(Dataset listings of figures)
**********

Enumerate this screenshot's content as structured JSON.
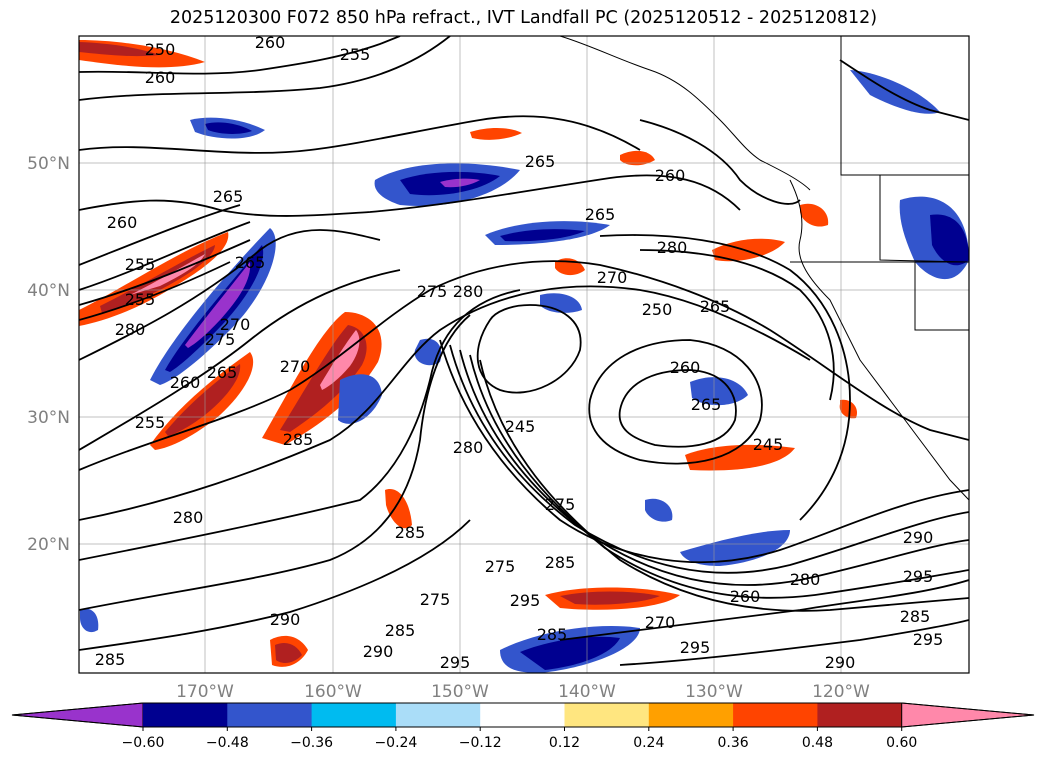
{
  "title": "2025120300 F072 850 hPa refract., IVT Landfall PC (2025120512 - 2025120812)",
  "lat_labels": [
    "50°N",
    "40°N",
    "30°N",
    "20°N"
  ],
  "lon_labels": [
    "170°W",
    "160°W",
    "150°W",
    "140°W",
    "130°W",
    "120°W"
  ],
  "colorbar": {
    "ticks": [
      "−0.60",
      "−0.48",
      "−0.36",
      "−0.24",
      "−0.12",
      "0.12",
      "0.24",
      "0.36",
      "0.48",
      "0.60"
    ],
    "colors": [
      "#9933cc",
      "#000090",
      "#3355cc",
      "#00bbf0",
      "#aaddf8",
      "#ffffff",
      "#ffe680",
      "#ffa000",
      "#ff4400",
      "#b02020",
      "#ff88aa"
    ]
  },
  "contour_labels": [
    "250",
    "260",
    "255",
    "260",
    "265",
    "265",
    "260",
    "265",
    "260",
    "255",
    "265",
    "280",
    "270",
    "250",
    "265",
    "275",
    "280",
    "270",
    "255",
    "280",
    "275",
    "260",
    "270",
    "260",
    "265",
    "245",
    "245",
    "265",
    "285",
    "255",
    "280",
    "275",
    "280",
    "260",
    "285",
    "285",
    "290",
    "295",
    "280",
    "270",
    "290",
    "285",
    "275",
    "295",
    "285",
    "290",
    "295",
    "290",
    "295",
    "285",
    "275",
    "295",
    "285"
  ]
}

**********

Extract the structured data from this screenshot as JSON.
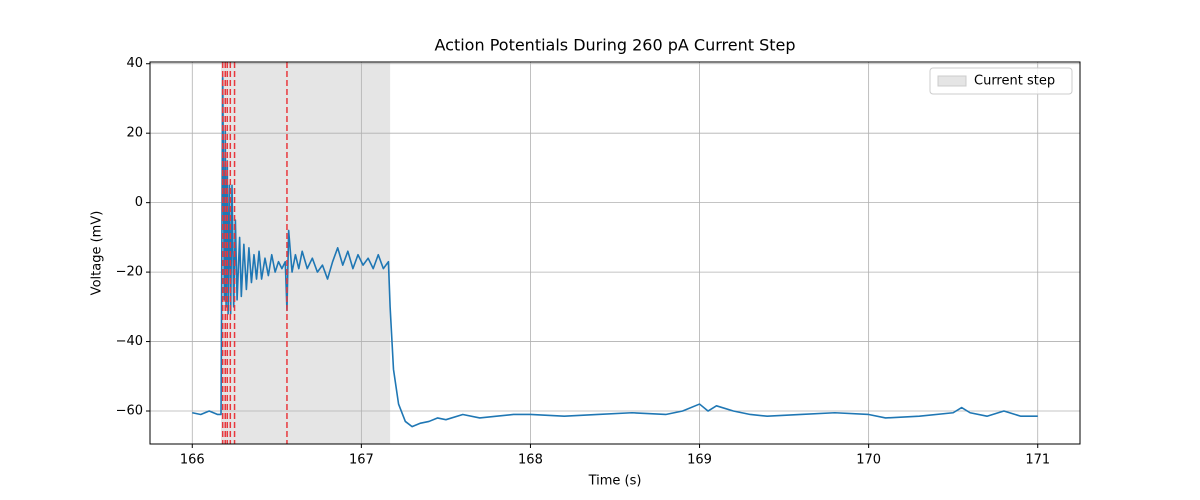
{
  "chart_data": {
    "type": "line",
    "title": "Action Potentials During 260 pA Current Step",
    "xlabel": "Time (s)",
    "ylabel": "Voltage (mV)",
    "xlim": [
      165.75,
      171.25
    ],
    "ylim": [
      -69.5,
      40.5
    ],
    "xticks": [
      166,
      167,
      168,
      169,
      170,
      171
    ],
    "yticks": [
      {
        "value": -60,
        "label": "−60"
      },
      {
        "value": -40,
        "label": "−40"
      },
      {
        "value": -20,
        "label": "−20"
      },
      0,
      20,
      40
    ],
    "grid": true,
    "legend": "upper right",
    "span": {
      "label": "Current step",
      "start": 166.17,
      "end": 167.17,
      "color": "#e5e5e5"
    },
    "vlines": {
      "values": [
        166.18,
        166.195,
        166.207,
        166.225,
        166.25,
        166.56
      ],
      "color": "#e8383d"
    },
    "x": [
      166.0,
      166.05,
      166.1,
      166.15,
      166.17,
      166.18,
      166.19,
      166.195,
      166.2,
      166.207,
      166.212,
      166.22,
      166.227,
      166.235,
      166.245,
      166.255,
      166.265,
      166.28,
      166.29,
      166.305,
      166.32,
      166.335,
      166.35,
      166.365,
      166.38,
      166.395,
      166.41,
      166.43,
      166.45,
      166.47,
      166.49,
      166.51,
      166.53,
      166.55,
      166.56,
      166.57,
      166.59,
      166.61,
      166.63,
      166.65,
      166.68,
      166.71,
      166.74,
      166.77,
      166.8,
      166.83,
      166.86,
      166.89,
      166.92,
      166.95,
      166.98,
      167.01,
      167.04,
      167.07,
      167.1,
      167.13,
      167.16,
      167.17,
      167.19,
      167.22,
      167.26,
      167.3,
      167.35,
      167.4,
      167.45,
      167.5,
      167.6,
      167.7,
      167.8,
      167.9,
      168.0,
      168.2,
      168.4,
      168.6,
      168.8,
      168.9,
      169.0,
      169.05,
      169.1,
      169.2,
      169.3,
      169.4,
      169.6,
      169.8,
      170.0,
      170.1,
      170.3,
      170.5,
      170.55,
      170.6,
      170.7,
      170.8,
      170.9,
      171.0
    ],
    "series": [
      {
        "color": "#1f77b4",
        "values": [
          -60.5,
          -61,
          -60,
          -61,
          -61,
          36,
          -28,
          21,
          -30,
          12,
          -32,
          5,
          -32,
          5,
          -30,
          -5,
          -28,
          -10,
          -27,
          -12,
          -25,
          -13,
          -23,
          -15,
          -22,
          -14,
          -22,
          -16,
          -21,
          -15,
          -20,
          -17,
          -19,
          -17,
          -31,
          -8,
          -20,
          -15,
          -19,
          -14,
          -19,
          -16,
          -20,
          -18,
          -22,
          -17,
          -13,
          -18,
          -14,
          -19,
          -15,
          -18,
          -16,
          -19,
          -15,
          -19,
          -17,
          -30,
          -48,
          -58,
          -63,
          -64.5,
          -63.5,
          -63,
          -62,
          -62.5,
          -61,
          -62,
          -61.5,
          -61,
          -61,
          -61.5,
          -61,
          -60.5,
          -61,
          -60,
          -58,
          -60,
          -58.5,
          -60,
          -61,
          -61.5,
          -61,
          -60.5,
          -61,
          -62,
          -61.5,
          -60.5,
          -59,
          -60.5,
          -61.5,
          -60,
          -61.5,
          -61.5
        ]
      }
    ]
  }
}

**********

Aim =
Extract every line from the records above that contains the word "this".

Full solution =
Enumerate this screenshot's content as structured JSON.
Extract the structured data from this screenshot as JSON.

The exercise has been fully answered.